● Yapılacak İş
Verilen metne göre vatana ihanetin cezası ne olmalıdır?

● Verilen Metin
************

Hainler cezalarını bize göre yeteri kadar bulmuş olmasalar da -çünkü vatana ihanetin cezası idam olmalıdır- gene de iyidir. Fakat devlet sırrı niteliğindeki en gizli bilgi ve belgeleri muhtevi harddiskler maalesef düşmanlarımızın eline geçmiştir.

************

● Kaynak Veriler
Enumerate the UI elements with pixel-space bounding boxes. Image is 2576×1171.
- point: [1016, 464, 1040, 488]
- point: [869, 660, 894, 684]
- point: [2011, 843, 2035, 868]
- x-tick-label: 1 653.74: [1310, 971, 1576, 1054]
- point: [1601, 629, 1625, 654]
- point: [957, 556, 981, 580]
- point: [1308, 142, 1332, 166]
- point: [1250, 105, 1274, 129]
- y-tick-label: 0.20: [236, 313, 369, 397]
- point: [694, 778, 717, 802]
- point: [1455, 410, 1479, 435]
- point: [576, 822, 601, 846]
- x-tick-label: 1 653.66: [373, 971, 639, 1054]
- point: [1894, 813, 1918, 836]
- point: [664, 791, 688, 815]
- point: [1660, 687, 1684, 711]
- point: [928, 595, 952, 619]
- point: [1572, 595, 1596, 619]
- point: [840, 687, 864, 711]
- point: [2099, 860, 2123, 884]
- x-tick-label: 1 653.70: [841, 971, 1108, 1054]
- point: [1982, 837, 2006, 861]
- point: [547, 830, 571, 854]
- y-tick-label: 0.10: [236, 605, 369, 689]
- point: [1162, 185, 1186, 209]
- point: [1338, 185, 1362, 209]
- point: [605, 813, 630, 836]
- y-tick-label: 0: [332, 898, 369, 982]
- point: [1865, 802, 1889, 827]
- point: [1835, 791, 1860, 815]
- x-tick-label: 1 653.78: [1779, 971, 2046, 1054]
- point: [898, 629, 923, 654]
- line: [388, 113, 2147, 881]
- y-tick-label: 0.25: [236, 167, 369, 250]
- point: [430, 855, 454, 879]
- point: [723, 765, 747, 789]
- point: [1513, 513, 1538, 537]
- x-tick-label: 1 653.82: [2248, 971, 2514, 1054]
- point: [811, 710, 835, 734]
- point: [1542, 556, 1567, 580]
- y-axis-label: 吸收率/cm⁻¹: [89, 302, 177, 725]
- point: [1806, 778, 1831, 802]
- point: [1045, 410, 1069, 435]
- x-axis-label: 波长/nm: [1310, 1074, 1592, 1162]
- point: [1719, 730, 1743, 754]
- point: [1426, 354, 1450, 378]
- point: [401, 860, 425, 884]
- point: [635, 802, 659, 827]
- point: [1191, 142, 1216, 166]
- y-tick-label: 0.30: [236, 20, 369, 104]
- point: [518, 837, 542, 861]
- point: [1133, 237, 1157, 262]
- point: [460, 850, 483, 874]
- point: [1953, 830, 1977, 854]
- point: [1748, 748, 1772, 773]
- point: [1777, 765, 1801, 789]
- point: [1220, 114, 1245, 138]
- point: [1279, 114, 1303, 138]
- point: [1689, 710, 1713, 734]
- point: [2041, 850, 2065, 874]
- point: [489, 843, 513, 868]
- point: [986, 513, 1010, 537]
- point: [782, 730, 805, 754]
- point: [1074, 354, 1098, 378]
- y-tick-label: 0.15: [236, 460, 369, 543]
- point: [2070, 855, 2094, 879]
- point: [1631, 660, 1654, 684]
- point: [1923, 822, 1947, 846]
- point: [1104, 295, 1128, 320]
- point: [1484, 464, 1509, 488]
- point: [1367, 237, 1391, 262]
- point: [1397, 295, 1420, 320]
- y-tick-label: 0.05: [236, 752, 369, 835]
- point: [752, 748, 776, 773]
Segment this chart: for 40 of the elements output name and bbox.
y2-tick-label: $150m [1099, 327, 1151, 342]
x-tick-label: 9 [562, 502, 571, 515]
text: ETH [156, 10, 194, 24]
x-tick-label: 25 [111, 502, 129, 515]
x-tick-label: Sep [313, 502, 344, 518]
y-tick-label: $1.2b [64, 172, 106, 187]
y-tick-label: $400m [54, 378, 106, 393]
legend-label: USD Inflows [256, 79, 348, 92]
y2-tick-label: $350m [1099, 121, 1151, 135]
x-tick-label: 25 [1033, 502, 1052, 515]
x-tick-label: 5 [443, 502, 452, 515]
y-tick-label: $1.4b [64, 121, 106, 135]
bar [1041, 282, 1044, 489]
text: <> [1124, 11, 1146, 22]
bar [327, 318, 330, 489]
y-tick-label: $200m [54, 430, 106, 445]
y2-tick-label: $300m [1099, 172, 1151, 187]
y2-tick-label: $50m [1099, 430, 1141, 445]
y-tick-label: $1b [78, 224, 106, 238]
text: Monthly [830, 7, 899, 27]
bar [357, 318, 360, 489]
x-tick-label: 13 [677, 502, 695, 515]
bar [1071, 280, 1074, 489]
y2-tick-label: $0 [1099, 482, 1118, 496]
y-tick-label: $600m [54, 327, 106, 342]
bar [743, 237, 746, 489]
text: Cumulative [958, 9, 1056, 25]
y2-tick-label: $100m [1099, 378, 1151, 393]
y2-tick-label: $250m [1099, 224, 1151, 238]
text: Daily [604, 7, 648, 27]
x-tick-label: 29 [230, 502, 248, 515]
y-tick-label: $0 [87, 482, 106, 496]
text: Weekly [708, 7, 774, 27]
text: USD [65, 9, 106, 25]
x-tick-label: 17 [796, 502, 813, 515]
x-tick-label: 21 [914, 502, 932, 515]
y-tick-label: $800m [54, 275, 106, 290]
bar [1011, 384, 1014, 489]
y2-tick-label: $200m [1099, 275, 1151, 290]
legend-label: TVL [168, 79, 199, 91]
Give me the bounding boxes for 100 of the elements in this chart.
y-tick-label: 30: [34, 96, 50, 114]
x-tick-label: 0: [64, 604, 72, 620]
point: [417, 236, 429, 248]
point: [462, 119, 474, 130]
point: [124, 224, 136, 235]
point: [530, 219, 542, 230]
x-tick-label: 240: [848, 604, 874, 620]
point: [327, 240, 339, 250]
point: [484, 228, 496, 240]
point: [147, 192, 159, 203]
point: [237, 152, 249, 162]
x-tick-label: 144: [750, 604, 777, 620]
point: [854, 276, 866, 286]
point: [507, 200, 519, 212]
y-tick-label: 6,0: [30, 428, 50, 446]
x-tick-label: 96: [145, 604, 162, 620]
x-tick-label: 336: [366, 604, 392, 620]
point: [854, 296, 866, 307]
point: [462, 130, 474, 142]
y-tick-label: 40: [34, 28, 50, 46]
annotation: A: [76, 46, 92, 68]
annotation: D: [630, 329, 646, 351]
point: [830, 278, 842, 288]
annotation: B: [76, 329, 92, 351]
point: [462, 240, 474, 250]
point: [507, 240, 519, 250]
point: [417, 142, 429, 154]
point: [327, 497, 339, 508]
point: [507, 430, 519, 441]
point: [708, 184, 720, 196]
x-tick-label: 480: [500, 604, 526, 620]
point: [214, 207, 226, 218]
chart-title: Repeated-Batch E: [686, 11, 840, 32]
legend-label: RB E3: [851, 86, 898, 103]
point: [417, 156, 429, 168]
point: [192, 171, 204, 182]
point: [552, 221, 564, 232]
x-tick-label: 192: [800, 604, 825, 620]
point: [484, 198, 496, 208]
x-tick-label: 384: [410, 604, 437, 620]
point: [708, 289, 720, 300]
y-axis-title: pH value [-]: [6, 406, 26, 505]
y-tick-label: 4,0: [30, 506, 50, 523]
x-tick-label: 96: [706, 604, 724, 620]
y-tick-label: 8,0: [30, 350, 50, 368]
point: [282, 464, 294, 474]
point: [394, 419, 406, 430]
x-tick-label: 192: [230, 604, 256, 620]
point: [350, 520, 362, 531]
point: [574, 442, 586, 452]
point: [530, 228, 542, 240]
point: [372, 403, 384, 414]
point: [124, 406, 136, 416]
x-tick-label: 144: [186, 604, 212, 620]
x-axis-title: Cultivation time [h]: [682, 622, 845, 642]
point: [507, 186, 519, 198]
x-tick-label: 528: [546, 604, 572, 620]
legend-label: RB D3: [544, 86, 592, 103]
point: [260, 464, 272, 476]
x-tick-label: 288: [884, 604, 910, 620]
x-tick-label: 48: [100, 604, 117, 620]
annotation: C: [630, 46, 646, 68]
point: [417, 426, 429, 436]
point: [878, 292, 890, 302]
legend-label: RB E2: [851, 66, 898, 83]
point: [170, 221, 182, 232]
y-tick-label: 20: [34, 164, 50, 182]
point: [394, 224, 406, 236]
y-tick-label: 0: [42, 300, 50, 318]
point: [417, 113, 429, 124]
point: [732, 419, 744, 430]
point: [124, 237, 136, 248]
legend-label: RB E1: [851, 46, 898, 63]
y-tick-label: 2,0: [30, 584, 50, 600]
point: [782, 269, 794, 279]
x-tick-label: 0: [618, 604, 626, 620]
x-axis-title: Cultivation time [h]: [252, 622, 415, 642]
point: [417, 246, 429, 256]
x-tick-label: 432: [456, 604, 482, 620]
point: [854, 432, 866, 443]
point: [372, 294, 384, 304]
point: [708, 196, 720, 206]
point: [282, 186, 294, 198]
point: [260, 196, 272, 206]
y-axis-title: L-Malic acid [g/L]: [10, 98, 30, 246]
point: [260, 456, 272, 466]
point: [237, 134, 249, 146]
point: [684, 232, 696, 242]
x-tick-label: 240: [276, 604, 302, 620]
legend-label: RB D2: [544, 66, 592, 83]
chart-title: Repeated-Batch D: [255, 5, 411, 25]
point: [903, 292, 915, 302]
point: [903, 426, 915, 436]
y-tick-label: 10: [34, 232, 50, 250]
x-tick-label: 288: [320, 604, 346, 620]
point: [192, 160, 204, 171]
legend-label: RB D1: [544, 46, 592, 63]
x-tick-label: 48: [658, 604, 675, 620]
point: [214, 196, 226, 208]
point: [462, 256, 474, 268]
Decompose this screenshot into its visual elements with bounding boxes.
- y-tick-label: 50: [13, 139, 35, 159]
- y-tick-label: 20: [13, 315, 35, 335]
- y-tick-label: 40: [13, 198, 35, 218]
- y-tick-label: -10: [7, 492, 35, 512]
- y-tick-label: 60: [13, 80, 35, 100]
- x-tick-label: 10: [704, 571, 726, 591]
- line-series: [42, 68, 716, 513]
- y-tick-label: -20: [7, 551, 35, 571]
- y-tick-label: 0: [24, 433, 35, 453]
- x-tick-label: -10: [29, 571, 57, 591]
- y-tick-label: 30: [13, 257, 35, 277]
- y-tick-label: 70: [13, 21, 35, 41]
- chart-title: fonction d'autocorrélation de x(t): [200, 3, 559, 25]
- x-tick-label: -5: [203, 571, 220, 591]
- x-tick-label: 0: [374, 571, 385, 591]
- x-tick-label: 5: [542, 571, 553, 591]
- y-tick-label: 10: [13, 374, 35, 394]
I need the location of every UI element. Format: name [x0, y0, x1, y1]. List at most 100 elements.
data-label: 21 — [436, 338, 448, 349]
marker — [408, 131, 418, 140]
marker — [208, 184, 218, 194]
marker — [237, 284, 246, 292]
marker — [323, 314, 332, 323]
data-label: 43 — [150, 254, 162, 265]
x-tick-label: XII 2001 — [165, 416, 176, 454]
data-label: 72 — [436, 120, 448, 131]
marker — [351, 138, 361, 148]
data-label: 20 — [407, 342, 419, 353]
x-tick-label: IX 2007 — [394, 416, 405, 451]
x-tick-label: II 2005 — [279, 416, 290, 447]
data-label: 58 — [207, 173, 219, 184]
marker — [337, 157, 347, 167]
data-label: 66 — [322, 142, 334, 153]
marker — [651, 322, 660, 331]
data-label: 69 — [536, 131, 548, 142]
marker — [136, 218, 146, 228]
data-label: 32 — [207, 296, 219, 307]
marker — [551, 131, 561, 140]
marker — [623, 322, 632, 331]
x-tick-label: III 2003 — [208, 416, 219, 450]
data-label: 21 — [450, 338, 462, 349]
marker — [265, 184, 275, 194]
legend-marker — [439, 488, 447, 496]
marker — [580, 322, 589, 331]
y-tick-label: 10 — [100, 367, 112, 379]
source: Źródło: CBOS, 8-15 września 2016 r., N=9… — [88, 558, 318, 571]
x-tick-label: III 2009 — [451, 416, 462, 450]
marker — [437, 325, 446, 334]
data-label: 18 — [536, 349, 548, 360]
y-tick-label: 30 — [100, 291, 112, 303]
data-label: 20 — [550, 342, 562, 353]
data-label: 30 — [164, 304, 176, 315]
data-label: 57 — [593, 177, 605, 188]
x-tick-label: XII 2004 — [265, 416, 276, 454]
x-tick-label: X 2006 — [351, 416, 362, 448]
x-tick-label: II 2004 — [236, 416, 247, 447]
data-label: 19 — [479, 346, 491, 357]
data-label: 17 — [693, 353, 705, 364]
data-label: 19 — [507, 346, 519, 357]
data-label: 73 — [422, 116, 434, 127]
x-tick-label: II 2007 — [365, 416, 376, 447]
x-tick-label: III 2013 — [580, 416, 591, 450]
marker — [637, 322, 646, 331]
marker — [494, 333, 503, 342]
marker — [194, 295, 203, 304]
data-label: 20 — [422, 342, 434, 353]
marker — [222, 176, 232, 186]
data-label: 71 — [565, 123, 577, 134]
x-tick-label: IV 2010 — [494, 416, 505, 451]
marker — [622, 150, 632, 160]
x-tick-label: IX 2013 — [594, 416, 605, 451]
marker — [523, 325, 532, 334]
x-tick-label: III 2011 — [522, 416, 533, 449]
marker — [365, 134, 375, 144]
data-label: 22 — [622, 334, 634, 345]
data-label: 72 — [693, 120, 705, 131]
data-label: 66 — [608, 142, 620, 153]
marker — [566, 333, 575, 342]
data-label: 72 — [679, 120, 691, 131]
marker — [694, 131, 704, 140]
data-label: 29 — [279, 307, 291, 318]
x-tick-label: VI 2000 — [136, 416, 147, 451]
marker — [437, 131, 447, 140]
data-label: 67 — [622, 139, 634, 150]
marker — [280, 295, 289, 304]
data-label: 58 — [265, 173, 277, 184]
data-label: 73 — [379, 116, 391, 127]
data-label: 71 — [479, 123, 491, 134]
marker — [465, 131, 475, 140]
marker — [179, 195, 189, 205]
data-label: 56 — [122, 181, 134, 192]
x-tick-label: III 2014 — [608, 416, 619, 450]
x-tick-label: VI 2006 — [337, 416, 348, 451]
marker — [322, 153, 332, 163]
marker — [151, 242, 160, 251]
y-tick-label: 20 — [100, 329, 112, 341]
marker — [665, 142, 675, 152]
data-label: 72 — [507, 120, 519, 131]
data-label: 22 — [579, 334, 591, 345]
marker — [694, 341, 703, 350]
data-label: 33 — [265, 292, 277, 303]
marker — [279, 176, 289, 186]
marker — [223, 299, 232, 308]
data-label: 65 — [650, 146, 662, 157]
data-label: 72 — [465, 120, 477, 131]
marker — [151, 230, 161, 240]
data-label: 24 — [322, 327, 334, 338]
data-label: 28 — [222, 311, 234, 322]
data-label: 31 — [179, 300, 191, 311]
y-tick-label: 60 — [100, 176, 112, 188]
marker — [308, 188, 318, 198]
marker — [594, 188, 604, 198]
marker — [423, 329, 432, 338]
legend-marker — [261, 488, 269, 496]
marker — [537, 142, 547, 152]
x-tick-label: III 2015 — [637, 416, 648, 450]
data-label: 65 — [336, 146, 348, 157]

************

● Görev Yanıtı
Vatana ihanetin cezası idam olmalıdır.